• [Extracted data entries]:
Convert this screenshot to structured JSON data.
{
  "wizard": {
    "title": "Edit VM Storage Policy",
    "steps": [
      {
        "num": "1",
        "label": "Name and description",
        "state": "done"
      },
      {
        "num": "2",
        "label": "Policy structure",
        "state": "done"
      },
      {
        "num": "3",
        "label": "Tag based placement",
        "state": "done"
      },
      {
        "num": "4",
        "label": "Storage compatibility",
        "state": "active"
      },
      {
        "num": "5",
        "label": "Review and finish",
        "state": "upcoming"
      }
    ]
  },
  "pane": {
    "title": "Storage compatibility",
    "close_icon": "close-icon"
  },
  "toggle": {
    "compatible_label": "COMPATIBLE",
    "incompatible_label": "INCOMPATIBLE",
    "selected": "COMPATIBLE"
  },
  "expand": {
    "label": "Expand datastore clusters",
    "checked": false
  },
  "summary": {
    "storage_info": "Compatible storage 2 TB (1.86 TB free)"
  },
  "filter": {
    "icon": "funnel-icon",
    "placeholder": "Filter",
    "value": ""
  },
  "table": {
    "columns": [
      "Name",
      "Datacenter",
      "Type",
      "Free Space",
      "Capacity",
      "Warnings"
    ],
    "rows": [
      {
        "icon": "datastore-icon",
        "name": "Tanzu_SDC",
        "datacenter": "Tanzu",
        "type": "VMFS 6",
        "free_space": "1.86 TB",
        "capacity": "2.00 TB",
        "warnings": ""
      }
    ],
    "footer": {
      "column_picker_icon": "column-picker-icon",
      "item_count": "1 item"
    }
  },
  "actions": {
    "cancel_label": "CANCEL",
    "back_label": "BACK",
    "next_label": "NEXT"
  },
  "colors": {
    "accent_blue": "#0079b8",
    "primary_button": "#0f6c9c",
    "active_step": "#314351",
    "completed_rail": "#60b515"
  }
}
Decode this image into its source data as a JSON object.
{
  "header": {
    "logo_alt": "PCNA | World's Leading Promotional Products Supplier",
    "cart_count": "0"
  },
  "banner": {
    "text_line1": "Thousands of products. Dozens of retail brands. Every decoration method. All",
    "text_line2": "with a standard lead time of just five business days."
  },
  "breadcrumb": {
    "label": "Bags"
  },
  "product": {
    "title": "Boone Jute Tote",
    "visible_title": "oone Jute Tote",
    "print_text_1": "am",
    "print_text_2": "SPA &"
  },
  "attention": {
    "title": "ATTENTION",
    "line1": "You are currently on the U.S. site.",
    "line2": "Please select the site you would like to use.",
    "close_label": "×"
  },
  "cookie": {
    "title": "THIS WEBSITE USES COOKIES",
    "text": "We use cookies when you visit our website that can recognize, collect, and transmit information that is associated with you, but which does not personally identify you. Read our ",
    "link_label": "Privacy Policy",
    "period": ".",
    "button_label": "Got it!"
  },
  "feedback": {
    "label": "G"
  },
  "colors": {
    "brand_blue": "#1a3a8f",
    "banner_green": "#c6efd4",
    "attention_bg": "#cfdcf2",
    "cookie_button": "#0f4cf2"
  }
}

• [WHAT IS REQUIRED]: Extract every record. Keep wording exact.

• [OUTPUT FOR THIS TASK]:
Convert this screenshot to structured JSON data.
{
  "wizard": {
    "title": "Edit VM Storage Policy",
    "steps": [
      {
        "num": "1",
        "label": "Name and description",
        "state": "done"
      },
      {
        "num": "2",
        "label": "Policy structure",
        "state": "done"
      },
      {
        "num": "3",
        "label": "Tag based placement",
        "state": "done"
      },
      {
        "num": "4",
        "label": "Storage compatibility",
        "state": "active"
      },
      {
        "num": "5",
        "label": "Review and finish",
        "state": "upcoming"
      }
    ]
  },
  "pane": {
    "title": "Storage compatibility",
    "close_icon": "close-icon"
  },
  "toggle": {
    "compatible_label": "COMPATIBLE",
    "incompatible_label": "INCOMPATIBLE",
    "selected": "COMPATIBLE"
  },
  "expand": {
    "label": "Expand datastore clusters",
    "checked": false
  },
  "summary": {
    "storage_info": "Compatible storage 2 TB (1.86 TB free)"
  },
  "filter": {
    "icon": "funnel-icon",
    "placeholder": "Filter",
    "value": ""
  },
  "table": {
    "columns": [
      "Name",
      "Datacenter",
      "Type",
      "Free Space",
      "Capacity",
      "Warnings"
    ],
    "rows": [
      {
        "icon": "datastore-icon",
        "name": "Tanzu_SDC",
        "datacenter": "Tanzu",
        "type": "VMFS 6",
        "free_space": "1.86 TB",
        "capacity": "2.00 TB",
        "warnings": ""
      }
    ],
    "footer": {
      "column_picker_icon": "column-picker-icon",
      "item_count": "1 item"
    }
  },
  "actions": {
    "cancel_label": "CANCEL",
    "back_label": "BACK",
    "next_label": "NEXT"
  },
  "colors": {
    "accent_blue": "#0079b8",
    "primary_button": "#0f6c9c",
    "active_step": "#314351",
    "completed_rail": "#60b515"
  }
}
Decode this image into its source data as a JSON object.
{
  "header": {
    "logo_alt": "PCNA | World's Leading Promotional Products Supplier",
    "cart_count": "0"
  },
  "banner": {
    "text_line1": "Thousands of products. Dozens of retail brands. Every decoration method. All",
    "text_line2": "with a standard lead time of just five business days."
  },
  "breadcrumb": {
    "label": "Bags"
  },
  "product": {
    "title": "Boone Jute Tote",
    "visible_title": "oone Jute Tote",
    "print_text_1": "am",
    "print_text_2": "SPA &"
  },
  "attention": {
    "title": "ATTENTION",
    "line1": "You are currently on the U.S. site.",
    "line2": "Please select the site you would like to use.",
    "close_label": "×"
  },
  "cookie": {
    "title": "THIS WEBSITE USES COOKIES",
    "text": "We use cookies when you visit our website that can recognize, collect, and transmit information that is associated with you, but which does not personally identify you. Read our ",
    "link_label": "Privacy Policy",
    "period": ".",
    "button_label": "Got it!"
  },
  "feedback": {
    "label": "G"
  },
  "colors": {
    "brand_blue": "#1a3a8f",
    "banner_green": "#c6efd4",
    "attention_bg": "#cfdcf2",
    "cookie_button": "#0f4cf2"
  }
}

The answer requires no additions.